Quote each record exactly, please, leaving none out.

━━ Extracted material

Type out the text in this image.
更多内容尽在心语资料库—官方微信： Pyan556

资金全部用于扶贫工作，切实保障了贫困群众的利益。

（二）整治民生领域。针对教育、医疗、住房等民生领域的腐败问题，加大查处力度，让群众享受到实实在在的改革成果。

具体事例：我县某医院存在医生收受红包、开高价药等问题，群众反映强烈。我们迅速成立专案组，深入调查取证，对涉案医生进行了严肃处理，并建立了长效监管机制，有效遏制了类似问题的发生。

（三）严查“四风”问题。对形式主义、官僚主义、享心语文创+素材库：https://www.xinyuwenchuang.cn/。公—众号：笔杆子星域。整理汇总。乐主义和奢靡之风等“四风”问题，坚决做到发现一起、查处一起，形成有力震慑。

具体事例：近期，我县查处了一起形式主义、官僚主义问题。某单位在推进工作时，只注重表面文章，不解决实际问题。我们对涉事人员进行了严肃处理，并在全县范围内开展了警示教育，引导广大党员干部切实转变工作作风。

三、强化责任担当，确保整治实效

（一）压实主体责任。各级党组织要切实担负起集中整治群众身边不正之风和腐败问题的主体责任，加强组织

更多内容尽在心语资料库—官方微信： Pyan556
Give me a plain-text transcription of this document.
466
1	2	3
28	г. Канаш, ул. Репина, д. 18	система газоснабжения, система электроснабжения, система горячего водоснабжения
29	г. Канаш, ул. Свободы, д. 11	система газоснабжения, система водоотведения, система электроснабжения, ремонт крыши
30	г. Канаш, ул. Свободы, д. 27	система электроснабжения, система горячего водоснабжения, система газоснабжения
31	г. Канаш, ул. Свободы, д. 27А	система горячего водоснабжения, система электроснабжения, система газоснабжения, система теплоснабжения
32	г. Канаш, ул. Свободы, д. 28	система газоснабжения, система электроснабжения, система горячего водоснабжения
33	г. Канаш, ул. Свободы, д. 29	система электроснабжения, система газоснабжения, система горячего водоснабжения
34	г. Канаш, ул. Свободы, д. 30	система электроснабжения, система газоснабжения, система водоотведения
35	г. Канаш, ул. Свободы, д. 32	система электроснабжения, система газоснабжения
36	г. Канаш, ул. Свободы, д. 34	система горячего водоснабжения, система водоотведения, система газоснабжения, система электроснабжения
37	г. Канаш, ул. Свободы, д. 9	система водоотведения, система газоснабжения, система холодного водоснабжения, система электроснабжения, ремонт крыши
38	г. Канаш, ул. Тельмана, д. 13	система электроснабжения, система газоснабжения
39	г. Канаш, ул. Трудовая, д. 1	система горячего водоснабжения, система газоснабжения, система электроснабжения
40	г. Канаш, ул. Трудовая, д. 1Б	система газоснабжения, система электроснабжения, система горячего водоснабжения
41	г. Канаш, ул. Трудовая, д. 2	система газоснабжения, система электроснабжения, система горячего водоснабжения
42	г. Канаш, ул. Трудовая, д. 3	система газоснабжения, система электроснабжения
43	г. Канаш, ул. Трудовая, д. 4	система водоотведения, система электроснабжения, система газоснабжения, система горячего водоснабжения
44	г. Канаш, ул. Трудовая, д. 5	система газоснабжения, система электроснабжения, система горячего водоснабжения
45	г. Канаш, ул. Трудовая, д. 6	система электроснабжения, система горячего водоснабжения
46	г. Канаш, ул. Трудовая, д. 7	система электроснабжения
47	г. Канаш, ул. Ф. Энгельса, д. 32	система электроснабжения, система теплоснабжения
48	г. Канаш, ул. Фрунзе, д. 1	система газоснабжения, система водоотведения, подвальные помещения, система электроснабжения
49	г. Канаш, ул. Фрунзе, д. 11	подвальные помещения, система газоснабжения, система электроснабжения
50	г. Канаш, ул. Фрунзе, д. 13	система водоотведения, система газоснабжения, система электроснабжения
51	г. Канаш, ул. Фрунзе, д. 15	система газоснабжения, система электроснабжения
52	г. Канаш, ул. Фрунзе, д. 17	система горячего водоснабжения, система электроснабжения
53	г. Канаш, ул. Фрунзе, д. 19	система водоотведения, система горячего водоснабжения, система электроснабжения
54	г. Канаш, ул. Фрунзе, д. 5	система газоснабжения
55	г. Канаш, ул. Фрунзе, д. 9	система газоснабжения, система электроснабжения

━━━━

> **Finished task**
Type out the text in this image.
更多内容尽在心语资料库—官方微信： Pyan556

资金全部用于扶贫工作，切实保障了贫困群众的利益。

（二）整治民生领域。针对教育、医疗、住房等民生领域的腐败问题，加大查处力度，让群众享受到实实在在的改革成果。

具体事例：我县某医院存在医生收受红包、开高价药等问题，群众反映强烈。我们迅速成立专案组，深入调查取证，对涉案医生进行了严肃处理，并建立了长效监管机制，有效遏制了类似问题的发生。

（三）严查“四风”问题。对形式主义、官僚主义、享心语文创+素材库：https://www.xinyuwenchuang.cn/。公—众号：笔杆子星域。整理汇总。乐主义和奢靡之风等“四风”问题，坚决做到发现一起、查处一起，形成有力震慑。

具体事例：近期，我县查处了一起形式主义、官僚主义问题。某单位在推进工作时，只注重表面文章，不解决实际问题。我们对涉事人员进行了严肃处理，并在全县范围内开展了警示教育，引导广大党员干部切实转变工作作风。

三、强化责任担当，确保整治实效

（一）压实主体责任。各级党组织要切实担负起集中整治群众身边不正之风和腐败问题的主体责任，加强组织

更多内容尽在心语资料库—官方微信： Pyan556
Give me a plain-text transcription of this document.
466
1	2	3
28	г. Канаш, ул. Репина, д. 18	система газоснабжения, система электроснабжения, система горячего водоснабжения
29	г. Канаш, ул. Свободы, д. 11	система газоснабжения, система водоотведения, система электроснабжения, ремонт крыши
30	г. Канаш, ул. Свободы, д. 27	система электроснабжения, система горячего водоснабжения, система газоснабжения
31	г. Канаш, ул. Свободы, д. 27А	система горячего водоснабжения, система электроснабжения, система газоснабжения, система теплоснабжения
32	г. Канаш, ул. Свободы, д. 28	система газоснабжения, система электроснабжения, система горячего водоснабжения
33	г. Канаш, ул. Свободы, д. 29	система электроснабжения, система газоснабжения, система горячего водоснабжения
34	г. Канаш, ул. Свободы, д. 30	система электроснабжения, система газоснабжения, система водоотведения
35	г. Канаш, ул. Свободы, д. 32	система электроснабжения, система газоснабжения
36	г. Канаш, ул. Свободы, д. 34	система горячего водоснабжения, система водоотведения, система газоснабжения, система электроснабжения
37	г. Канаш, ул. Свободы, д. 9	система водоотведения, система газоснабжения, система холодного водоснабжения, система электроснабжения, ремонт крыши
38	г. Канаш, ул. Тельмана, д. 13	система электроснабжения, система газоснабжения
39	г. Канаш, ул. Трудовая, д. 1	система горячего водоснабжения, система газоснабжения, система электроснабжения
40	г. Канаш, ул. Трудовая, д. 1Б	система газоснабжения, система электроснабжения, система горячего водоснабжения
41	г. Канаш, ул. Трудовая, д. 2	система газоснабжения, система электроснабжения, система горячего водоснабжения
42	г. Канаш, ул. Трудовая, д. 3	система газоснабжения, система электроснабжения
43	г. Канаш, ул. Трудовая, д. 4	система водоотведения, система электроснабжения, система газоснабжения, система горячего водоснабжения
44	г. Канаш, ул. Трудовая, д. 5	система газоснабжения, система электроснабжения, система горячего водоснабжения
45	г. Канаш, ул. Трудовая, д. 6	система электроснабжения, система горячего водоснабжения
46	г. Канаш, ул. Трудовая, д. 7	система электроснабжения
47	г. Канаш, ул. Ф. Энгельса, д. 32	система электроснабжения, система теплоснабжения
48	г. Канаш, ул. Фрунзе, д. 1	система газоснабжения, система водоотведения, подвальные помещения, система электроснабжения
49	г. Канаш, ул. Фрунзе, д. 11	подвальные помещения, система газоснабжения, система электроснабжения
50	г. Канаш, ул. Фрунзе, д. 13	система водоотведения, система газоснабжения, система электроснабжения
51	г. Канаш, ул. Фрунзе, д. 15	система газоснабжения, система электроснабжения
52	г. Канаш, ул. Фрунзе, д. 17	система горячего водоснабжения, система электроснабжения
53	г. Канаш, ул. Фрунзе, д. 19	система водоотведения, система горячего водоснабжения, система электроснабжения
54	г. Канаш, ул. Фрунзе, д. 5	система газоснабжения
55	г. Канаш, ул. Фрунзе, д. 9	система газоснабжения, система электроснабжения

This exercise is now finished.